── Material

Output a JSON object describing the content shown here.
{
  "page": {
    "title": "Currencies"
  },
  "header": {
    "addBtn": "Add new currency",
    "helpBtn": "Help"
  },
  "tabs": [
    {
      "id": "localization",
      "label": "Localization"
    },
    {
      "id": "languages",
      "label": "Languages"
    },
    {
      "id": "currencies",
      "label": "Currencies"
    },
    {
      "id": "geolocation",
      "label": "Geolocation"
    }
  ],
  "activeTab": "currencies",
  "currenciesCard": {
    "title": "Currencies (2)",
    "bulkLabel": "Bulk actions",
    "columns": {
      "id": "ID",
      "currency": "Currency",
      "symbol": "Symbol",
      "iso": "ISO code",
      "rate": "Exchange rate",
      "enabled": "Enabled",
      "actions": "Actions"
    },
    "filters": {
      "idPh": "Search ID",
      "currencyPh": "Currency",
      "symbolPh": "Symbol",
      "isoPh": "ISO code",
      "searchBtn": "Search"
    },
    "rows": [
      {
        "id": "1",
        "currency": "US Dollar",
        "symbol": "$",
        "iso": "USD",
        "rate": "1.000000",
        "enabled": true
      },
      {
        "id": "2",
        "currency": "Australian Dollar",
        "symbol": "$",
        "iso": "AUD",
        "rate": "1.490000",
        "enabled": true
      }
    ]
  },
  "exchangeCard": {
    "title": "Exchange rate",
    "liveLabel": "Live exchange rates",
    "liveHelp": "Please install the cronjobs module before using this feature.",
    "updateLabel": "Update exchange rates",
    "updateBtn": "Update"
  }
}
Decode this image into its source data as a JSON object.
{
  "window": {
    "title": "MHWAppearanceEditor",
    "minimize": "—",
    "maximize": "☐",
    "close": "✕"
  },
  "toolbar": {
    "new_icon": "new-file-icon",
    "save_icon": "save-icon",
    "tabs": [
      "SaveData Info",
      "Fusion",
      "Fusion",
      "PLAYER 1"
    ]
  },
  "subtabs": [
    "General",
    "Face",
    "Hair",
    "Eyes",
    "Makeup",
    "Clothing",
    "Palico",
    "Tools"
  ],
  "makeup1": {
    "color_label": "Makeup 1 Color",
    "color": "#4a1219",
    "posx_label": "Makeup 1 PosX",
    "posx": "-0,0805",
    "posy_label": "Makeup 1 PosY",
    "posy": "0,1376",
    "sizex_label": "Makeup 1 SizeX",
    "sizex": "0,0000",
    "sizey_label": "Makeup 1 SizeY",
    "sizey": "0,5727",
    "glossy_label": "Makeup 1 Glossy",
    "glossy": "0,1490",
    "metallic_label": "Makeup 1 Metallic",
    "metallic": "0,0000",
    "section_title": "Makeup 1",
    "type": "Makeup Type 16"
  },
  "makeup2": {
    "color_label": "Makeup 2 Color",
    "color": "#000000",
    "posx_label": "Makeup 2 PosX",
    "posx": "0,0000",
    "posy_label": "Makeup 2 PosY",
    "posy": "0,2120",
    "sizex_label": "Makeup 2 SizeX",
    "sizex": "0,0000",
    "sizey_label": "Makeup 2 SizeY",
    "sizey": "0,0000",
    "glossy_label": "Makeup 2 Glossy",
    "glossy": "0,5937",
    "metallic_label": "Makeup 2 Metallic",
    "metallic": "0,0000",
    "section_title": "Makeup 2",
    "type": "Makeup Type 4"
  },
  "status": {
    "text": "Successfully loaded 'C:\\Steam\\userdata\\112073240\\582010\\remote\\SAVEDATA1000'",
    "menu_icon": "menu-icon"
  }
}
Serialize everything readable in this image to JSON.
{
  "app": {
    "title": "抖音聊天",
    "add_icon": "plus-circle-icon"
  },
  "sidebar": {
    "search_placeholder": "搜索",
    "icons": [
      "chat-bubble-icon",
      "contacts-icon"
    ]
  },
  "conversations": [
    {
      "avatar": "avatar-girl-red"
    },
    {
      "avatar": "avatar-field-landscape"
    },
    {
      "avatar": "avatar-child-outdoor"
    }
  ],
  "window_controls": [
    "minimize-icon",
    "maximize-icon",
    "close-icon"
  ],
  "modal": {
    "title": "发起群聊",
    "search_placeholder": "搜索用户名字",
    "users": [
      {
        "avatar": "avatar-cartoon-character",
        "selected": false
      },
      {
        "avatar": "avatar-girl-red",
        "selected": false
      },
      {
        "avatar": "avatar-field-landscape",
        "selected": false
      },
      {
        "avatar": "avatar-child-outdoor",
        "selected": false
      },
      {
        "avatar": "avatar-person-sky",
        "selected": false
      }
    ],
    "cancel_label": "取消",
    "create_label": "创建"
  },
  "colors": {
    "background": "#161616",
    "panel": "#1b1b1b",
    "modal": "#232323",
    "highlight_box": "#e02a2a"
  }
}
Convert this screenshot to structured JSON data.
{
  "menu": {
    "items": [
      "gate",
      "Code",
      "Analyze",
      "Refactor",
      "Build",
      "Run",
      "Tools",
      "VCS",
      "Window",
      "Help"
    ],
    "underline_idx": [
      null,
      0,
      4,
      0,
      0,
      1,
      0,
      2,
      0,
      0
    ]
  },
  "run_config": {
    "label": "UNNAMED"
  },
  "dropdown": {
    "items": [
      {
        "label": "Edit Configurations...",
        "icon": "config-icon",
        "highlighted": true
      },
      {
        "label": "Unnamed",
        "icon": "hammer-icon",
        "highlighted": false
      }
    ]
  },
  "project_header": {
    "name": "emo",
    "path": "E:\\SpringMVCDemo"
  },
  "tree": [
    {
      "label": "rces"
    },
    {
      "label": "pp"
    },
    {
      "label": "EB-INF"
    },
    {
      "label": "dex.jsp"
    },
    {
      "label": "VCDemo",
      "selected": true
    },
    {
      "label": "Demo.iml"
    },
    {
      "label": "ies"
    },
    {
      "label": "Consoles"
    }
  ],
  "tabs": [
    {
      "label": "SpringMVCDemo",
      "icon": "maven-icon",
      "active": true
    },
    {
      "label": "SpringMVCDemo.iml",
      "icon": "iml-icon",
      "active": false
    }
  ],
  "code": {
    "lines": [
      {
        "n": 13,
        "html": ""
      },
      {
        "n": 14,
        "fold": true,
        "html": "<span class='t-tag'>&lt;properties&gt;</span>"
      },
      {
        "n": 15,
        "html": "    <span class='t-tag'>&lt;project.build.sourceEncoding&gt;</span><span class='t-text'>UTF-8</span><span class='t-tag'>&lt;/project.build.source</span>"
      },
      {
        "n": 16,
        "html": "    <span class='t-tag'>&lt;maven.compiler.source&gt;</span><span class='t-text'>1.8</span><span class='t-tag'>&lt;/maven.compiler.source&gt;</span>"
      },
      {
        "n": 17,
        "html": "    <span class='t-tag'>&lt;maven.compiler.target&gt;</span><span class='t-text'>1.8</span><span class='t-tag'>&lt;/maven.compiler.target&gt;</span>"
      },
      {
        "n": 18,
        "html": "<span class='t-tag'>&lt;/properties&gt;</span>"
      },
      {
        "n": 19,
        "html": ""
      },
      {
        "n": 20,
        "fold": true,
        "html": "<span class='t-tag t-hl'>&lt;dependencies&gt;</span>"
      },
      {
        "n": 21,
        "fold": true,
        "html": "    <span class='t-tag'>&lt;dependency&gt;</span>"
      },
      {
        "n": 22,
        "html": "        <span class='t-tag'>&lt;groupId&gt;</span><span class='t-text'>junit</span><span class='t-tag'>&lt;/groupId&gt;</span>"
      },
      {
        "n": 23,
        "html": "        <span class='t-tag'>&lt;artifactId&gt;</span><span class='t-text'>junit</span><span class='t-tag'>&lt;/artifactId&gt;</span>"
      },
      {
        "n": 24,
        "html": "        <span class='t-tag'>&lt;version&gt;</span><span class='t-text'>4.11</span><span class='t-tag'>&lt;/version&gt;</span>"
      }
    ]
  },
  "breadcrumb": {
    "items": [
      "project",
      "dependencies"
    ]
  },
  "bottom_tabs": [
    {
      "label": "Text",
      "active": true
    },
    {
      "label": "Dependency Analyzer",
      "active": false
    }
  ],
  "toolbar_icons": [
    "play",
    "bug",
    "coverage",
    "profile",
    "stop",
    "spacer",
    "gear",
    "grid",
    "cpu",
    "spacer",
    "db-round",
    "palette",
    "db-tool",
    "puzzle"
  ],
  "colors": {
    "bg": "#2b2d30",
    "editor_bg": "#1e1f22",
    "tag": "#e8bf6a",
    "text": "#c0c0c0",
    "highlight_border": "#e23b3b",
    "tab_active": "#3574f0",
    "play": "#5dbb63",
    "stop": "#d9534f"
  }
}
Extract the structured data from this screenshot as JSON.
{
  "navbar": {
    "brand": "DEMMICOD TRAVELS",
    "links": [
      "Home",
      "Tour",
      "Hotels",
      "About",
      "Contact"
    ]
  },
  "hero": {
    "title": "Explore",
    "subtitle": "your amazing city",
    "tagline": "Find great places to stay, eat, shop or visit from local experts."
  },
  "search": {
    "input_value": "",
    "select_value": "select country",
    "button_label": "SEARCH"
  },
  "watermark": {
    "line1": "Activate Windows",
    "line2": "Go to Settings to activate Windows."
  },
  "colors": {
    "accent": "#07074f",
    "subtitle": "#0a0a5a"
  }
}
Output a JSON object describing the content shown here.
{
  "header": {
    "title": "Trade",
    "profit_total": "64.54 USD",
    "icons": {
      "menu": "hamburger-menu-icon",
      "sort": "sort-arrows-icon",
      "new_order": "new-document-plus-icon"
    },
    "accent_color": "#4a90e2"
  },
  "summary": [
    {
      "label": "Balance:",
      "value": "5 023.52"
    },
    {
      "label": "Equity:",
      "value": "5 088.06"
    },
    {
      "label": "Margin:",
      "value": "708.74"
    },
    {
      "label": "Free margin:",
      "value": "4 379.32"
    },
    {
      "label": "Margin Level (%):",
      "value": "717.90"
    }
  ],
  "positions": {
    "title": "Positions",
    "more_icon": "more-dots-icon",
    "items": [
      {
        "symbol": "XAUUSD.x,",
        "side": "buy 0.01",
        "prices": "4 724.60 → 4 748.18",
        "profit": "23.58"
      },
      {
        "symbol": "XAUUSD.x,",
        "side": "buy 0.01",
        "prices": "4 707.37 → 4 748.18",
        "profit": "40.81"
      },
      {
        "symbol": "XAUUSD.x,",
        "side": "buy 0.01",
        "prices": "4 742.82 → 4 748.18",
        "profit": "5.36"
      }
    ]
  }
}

────

▶ [Problem details] From the entries above, extract every line where the word "menu" appears.

▶ [Answer below]
    "menu_icon": "menu-icon"
  "menu": {
      "menu": "hamburger-menu-icon",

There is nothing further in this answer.